***** TEXTO MOSTRADO *****

Llorente había sido sanitario en la Guerra Civil Española; él contaba la dramática historia de los prisioneros fusilados al concluir aquella contienda. Su tarea, junto a otros que hacían la misma función, era certificar que estaban muertos antes de proceder a darles sepultura. El Padre Llorente no hablaba de política, ni recuerdo haberlo escuchado nunca opinar sobre el tema. Era un jesuita orgulloso de su orden religiosa. Estimulaba las actividades que ponían a prueba el espíritu de sacrificio y el carácter de sus alumnos. Ambos estuvimos planificando una cacería de cocodrilos en la Ciénaga de Zapata, donde había miles de ellos; y en 1945, durante las últimas vacaciones de verano, organizamos un plan para escalar el Turquino. La goleta que debía llevarnos por mar, desde Santiago de Cuba hasta Ocujal, no pudo arrancar en toda la noche y no había otro camino. Hubo que suspender el plan. Recuerdo que llevaba una de las escopetas automáticas calibre 12 que tomé de mi casa. ¡Cómo me habría ayudado más tarde aquella excursión cuando me convertí en combatiente guerrillero, cuyo reducto principal radicaba precisamente en esa zona!

Al graduarme de bachiller en Letras, a los 18 años, era deportista, explorador, escalador de montañas, bastante aficionado a las armas -cuyo uso aprendí con las de mi padre-, y buen estudiante de las materias impartidas en el colegio donde estudiaba.

Me designaron el mejor atleta de la escuela el año que me gradué, y jefe de los exploradores con el más alto grado otorgado allí. Mi madre se sintió complacida con los aplausos de todos los asistentes aquella noche de la graduación. Por primera vez en su vida se había confeccionado un traje de gala para ir a una ceremonia. Ella fue una de las personas que más me ayudó en el propósito de estudiar.

***** LISTADO PROPORCIONADO *****

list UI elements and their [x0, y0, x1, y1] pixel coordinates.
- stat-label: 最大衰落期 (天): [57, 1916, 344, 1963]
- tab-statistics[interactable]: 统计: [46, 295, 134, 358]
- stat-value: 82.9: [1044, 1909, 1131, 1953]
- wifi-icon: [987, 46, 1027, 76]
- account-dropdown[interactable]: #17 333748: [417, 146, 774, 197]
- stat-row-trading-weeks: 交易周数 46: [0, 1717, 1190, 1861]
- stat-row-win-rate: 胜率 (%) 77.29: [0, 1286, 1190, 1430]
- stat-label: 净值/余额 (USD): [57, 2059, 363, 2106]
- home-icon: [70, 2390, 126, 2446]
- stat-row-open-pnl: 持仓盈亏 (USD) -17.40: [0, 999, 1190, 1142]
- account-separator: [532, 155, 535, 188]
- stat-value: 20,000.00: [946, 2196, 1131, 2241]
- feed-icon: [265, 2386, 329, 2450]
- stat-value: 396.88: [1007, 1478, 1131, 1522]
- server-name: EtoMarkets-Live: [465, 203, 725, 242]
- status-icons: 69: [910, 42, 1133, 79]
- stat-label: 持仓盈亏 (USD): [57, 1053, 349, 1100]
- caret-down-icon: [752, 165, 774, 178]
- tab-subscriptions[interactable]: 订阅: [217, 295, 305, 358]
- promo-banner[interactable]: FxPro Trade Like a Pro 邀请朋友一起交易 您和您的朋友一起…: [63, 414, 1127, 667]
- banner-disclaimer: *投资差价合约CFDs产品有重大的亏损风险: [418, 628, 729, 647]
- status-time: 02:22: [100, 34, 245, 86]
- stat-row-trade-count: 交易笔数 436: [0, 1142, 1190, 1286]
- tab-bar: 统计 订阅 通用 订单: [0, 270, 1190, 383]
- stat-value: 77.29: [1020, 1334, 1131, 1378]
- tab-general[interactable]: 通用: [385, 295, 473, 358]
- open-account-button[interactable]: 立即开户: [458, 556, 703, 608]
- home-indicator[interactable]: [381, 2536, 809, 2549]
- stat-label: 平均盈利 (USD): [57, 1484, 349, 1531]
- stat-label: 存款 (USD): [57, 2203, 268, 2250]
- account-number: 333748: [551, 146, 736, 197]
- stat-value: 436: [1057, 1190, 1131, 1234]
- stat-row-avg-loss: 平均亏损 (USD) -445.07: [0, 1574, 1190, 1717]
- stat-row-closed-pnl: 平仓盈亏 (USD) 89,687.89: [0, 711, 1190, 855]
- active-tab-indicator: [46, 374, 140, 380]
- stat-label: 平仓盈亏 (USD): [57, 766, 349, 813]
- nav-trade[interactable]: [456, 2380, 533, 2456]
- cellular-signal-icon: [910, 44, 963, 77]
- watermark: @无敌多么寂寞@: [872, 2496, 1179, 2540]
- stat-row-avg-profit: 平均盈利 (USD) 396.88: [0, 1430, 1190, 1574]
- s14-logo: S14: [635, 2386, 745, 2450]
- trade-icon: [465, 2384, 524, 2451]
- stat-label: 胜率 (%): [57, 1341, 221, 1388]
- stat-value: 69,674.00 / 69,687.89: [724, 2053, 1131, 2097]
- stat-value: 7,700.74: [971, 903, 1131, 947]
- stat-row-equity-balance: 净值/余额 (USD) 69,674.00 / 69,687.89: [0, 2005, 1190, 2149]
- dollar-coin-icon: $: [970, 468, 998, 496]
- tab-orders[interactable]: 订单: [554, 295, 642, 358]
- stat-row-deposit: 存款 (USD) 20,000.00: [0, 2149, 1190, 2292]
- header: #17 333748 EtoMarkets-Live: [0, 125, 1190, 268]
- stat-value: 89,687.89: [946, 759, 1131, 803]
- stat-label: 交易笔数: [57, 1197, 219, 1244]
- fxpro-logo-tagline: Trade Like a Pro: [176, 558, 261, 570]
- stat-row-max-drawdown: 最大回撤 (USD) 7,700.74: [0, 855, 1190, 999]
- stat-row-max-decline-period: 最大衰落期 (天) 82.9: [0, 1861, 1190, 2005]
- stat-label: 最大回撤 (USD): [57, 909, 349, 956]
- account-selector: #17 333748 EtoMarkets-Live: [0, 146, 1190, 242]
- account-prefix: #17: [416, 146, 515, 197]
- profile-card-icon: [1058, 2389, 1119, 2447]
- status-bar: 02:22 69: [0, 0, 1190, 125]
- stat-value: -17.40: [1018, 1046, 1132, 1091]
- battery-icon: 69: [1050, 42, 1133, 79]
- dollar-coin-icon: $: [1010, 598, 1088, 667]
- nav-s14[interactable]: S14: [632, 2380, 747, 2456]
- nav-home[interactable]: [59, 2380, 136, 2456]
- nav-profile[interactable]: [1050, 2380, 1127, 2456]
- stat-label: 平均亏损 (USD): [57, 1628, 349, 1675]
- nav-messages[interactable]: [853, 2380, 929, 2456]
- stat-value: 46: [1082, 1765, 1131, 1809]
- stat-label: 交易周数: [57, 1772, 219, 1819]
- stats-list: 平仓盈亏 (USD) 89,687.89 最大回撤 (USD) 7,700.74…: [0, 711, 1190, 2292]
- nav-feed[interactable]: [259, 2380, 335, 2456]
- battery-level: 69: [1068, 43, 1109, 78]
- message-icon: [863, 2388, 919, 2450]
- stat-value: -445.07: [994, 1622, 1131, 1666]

*****

LO QUE SE PIDE: Traduzca al inglés esta oración del texto mostrado: «El Padre Llorente no hablaba de política, ni recuerdo haberlo escuchado nunca opinar sobre el tema.»

RESPUESTA: Father Llorente did not talk about politics, nor do I remember ever hearing him give an opinion on the subject.